Look over the lines below. Report each one that includes the string "Reichstag".

--- Input records ---

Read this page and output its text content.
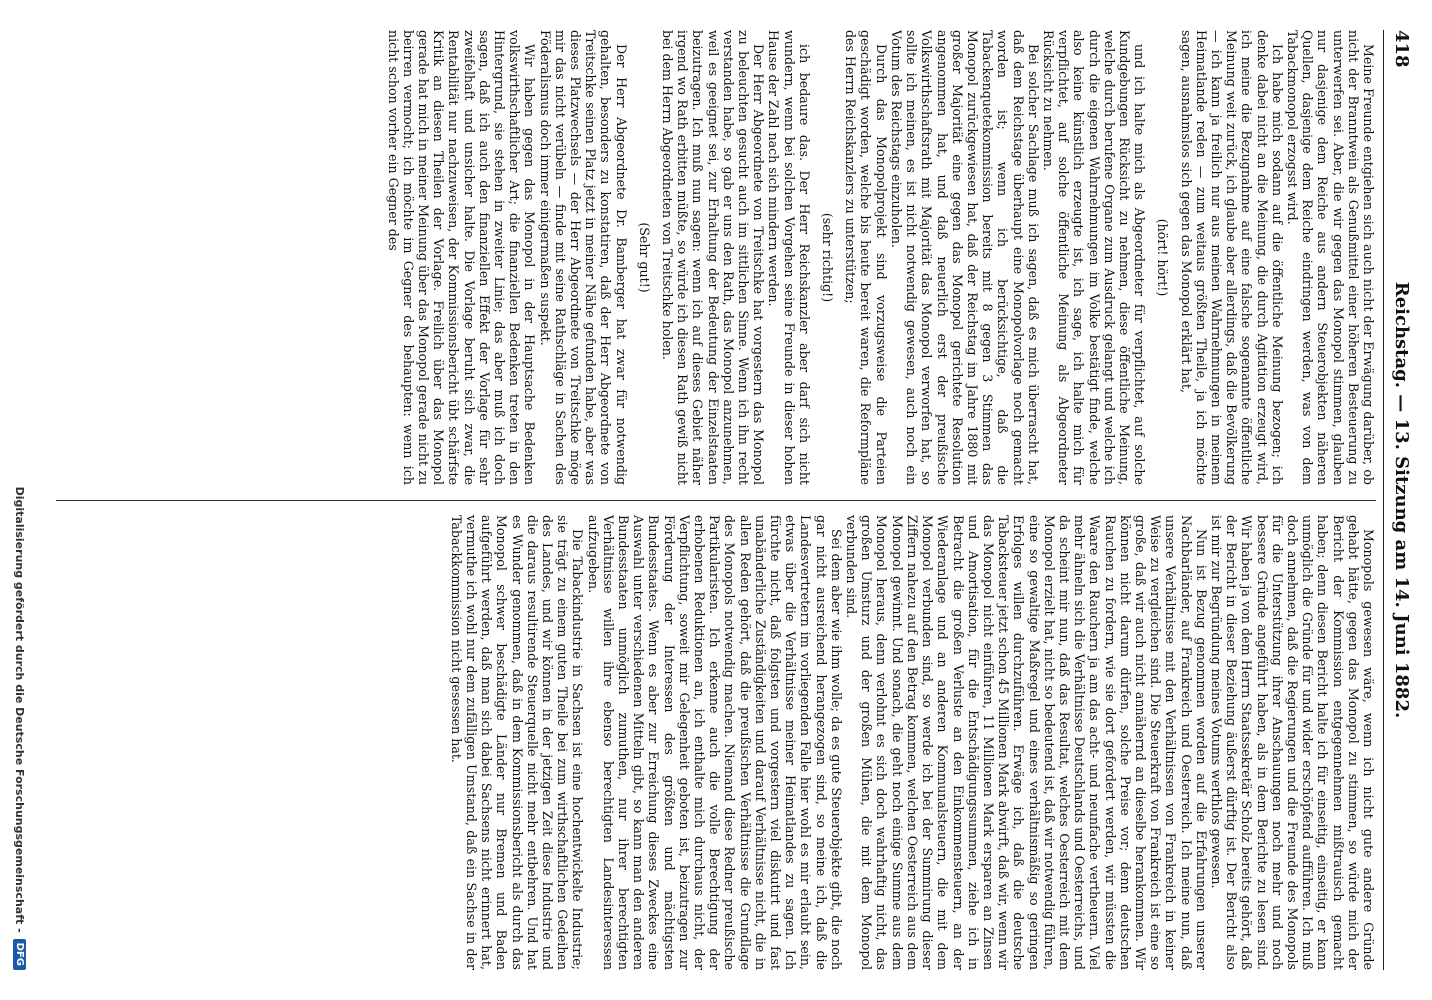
418
Reichstag. — 13. Sitzung am 14. Juni 1882.

Meine Freunde entgiehen sich auch nicht der Erwägung darüber, ob nicht der Branntwein als Genußmittel einer höheren Besteuerung zu unterwerfen sei. Aber, die wir gegen das Monopol stimmen, glauben nur dasjenige dem Reiche aus andern Steuerobjekten näheren Quellen, dasjenige dem Reiche eindringen werden, was von dem Tabackmonopol erzogsst wird.

Ich habe mich sodann auf die öffentliche Meinung bezogen; ich denke dabei nicht an die Meinung, die durch Agitation erzeugt wird, ich meine die Bezugnahme auf eine falsche sogenannte öffentliche Meinung weit zurück, ich glaube aber allerdings, daß die Bevölkerung — ich kann ja freilich nur aus meinen Wahrnehmungen in meinem Heimatlande reden — zum weitaus größten Theile, ja ich möchte sagen, ausnahmslos sich gegen das Monopol erklärt hat,

(hört! hört!)

und ich halte mich als Abgeordneter für verpflichtet, auf solche Kundgebungen Rücksicht zu nehmen, diese öffentliche Meinung, welche durch berufene Organe zum Ausdruck gelangt und welche ich durch die eigenen Wahrnehmungen im Volke bestätigt finde, welche also keine künstlich erzeugte ist, ich sage, ich halte mich für verpflichtet, auf solche öffentliche Meinung als Abgeordneter Rücksicht zu nehmen.

Bei solcher Sachlage muß ich sagen, daß es mich überrascht hat, daß dem Reichstage überhaupt eine Monopolvorlage noch gemacht worden ist; wenn ich berücksichtige, daß die Tabackenquetekommission bereits mit 8 gegen 3 Stimmen das Monopol zurückgewiesen hat, daß der Reichstag im Jahre 1880 mit großer Majorität eine gegen das Monopol gerichtete Resolution angenommen hat, und daß neuerlich erst der preußische Volkswirthschaftsrath mit Majorität das Monopol verworfen hat, so sollte ich meinen, es ist nicht notwendig gewesen, auch noch ein Votum des Reichstags einzuholen.

Durch das Monopolprojekt sind vorzugsweise die Parteien geschädigt worden, welche bis heute bereit waren, die Reformpläne des Herrn Reichskanzlers zu unterstützen;

(sehr richtig!)

ich bedaure das. Der Herr Reichskanzler aber darf sich nicht wundern, wenn bei solchen Vorgehen seine Freunde in dieser hohen Hause der Zahl nach sich mindern werden.

Der Herr Abgeordnete von Treitschke hat vorgestern das Monopol zu beleuchten gesucht auch im sittlichen Sinne. Wenn ich ihn recht verstanden habe, so gab er uns den Rath, das Monopol anzunehmen, weil es geeignet sei, zur Erhaltung der Bedeutung der Einzelstaaten beizutragen. Ich muß nun sagen: wenn ich auf dieses Gebiet näher irgend wo Rath erbitten müßte, so würde ich diesen Rath gewiß nicht bei dem Herrn Abgeordneten von Treitschke holen.

(Sehr gut!)

Der Herr Abgeordnete Dr. Bamberger hat zwar für notwendig gehalten, besonders zu konstatiren, daß der Herr Abgeordnete von Treitschke seinen Platz jetzt in meiner Nähe gefunden habe, aber was dieses Platzwechsels — der Herr Abgeordnete von Treitschke möge mir das nicht verübeln — finde mit seine Rathschläge in Sachen des Föderalismus doch immer einigermaßen suspekt.

Wir haben gegen das Monopol in der Hauptsache Bedenken volkswirthschaftlicher Art; die finanziellen Bedenken treten in den Hintergrund, sie stehen in zweiter Linie; das aber muß ich doch sagen, daß ich auch den finanziellen Effekt der Vorlage für sehr zweifelhaft und unsicher halte. Die Vorlage beruht sich zwar, die Rentabilität nur nachzuweisen, der Kommissionsbericht übt schärfste Kritik an diesen Theilen der Vorlage. Freilich über das Monopol gerade hat mich in meiner Meinung über das Monopol gerade nicht zu beirren vermocht; ich möchte im Gegner des behaupten: wenn ich nicht schon vorher ein Gegner des

Monopols gewesen wäre, wenn ich nicht gute andere Gründe gehabt hätte, gegen das Monopol zu stimmen, so würde mich der Bericht der Kommission entgegennehmen mißtrauisch gemacht haben; denn diesen Bericht halte ich für einseitig, einseitig, er kann unmöglich die Gründe für und wider erschöpfend aufführen. Ich muß doch annehmen, daß die Regierungen und die Freunde des Monopols für die Unterstützung ihrer Anschauungen noch mehr und noch bessere Gründe angeführt haben, als in dem Berichte zu lesen sind. Wir haben ja von dem Herrn Staatssekretär Scholz bereits gehört, daß der Bericht in dieser Beziehung äußerst dürftig ist. Der Bericht also ist mir zur Begründung meines Votums werthlos gewesen.

Nun ist Bezug genommen worden auf die Erfahrungen unserer Nachbarländer, auf Frankreich und Oesterreich. Ich meine nun, daß unsere Verhältnisse mit den Verhältnissen von Frankreich in keiner Weise zu vergleichen sind. Die Steuerkraft von Frankreich ist eine so große, daß wir auch nicht annähernd an dieselbe herankommen. Wir können nicht darum dürfen, solche Preise vor; denn deutschen Rauchen zu fordern, wie sie dort gefordert werden, wir müssten die Waare den Rauchern ja am das acht- und neunfache vertheuern. Viel mehr ähneln sich die Verhältnisse Deutschlands und Oesterreichs, und da scheint mir nun, daß das Resultat, welches Oesterreich mit dem Monopol erzielt hat, nicht so bedeutend ist, daß wir notwendig führen, eine so gewaltige Maßregel und eines verhältnismäßig so geringen Erfolges willen durchzuführen. Erwäge ich, daß die deutsche Tabacksteuer jetzt schon 45 Millionen Mark abwirft, daß wir, wenn wir das Monopol nicht einführen, 11 Millionen Mark ersparen an Zinsen und Amortisation, für die Entschädigungssummen, ziehe ich in Betracht die großen Verluste an den Einkommensteuern, an der Wiederanlage und an anderen Kommunalsteuern, die mit dem Monopol verbunden sind, so werde ich bei der Summirung dieser Ziffern nahezu auf den Betrag kommen, welchen Oesterreich aus dem Monopol gewinnt. Und sonach, die geht noch einige Summe aus dem Monopol heraus, denn verlohnt es sich doch wahrhaftig nicht, das großen Umsturz und der großen Mühen, die mit dem Monopol verbunden sind.

Sei dem aber wie ihm wolle; da es gute Steuerobjekte gibt, die noch gar nicht ausreichend herangezogen sind, so meine ich, daß die Landesvertretern im vorliegenden Falle hier wohl es mir erlaubt sein, etwas über die Verhältnisse meiner Heimatlandes zu sagen. Ich fürchte nicht, daß folgsten und vorgestern viel diskutirt und fast unabänderliche Zuständigkeiten und darauf Verhältnisse nicht, die in allen Reden gehört, daß die preußischen Verhältnisse die Grundlage des Monopols notwendig machen. Niemand diese Redner preußische Partikularisten. Ich erkenne auch die volle Berechtigung der erhobenen Reduktionen an, ich enthalte mich durchaus nicht, der Verpflichtung, soweit mir Gelegenheit geboten ist, beizutragen zur Förderung der Interessen des größten und mächtigsten Bundesstaates. Wenn es aber zur Erreichung dieses Zweckes eine Auswahl unter verschiedenen Mitteln gibt, so kann man den anderen Bundesstaaten unmöglich zumuthen, nur ihrer berechtigten Verhältnisse willen ihre ebenso berechtigten Landesinteressen aufzugeben.

Die Tabackindustrie in Sachsen ist eine hochentwickelte Industrie; sie trägt zu einem guten Theile bei zum wirthschaftlichen Gedeihen des Landes, und wir können in der jetzigen Zeit diese Industrie und die daraus resultirende Steuerquelle nicht mehr entbehren. Und hat es Wunder genommen, daß in dem Kommissionsbericht als durch das Monopol schwer beschädigte Länder nur Bremen und Baden aufgeführt werden, daß man sich dabei Sachsens nicht erinnert hat, vermuthe ich wohl nur dem zufälligen Umstand, daß ein Sachse in der Tabackkommission nicht gesessen hat.

Digitalisierung gefördert durch die Deutsche Forschungsgemeinschaft -
DFG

---

Exercise response ::
Reichstag. — 13. Sitzung am 14. Juni 1882.
Bei solcher Sachlage muß ich sagen, daß es mich überrascht hat, daß dem Reichstage überhaupt eine Monopolvorlage noch gemacht worden ist; wenn ich berücksichtige, daß die Tabackenquetekommission bereits mit 8 gegen 3 Stimmen das Monopol zurückgewiesen hat, daß der Reichstag im Jahre 1880 mit großer Majorität eine gegen das Monopol gerichtete Resolution angenommen hat, und daß neuerlich erst der preußische Volkswirthschaftsrath mit Majorität das Monopol verworfen hat, so sollte ich meinen, es ist nicht notwendig gewesen, auch noch ein Votum des Reichstags einzuholen.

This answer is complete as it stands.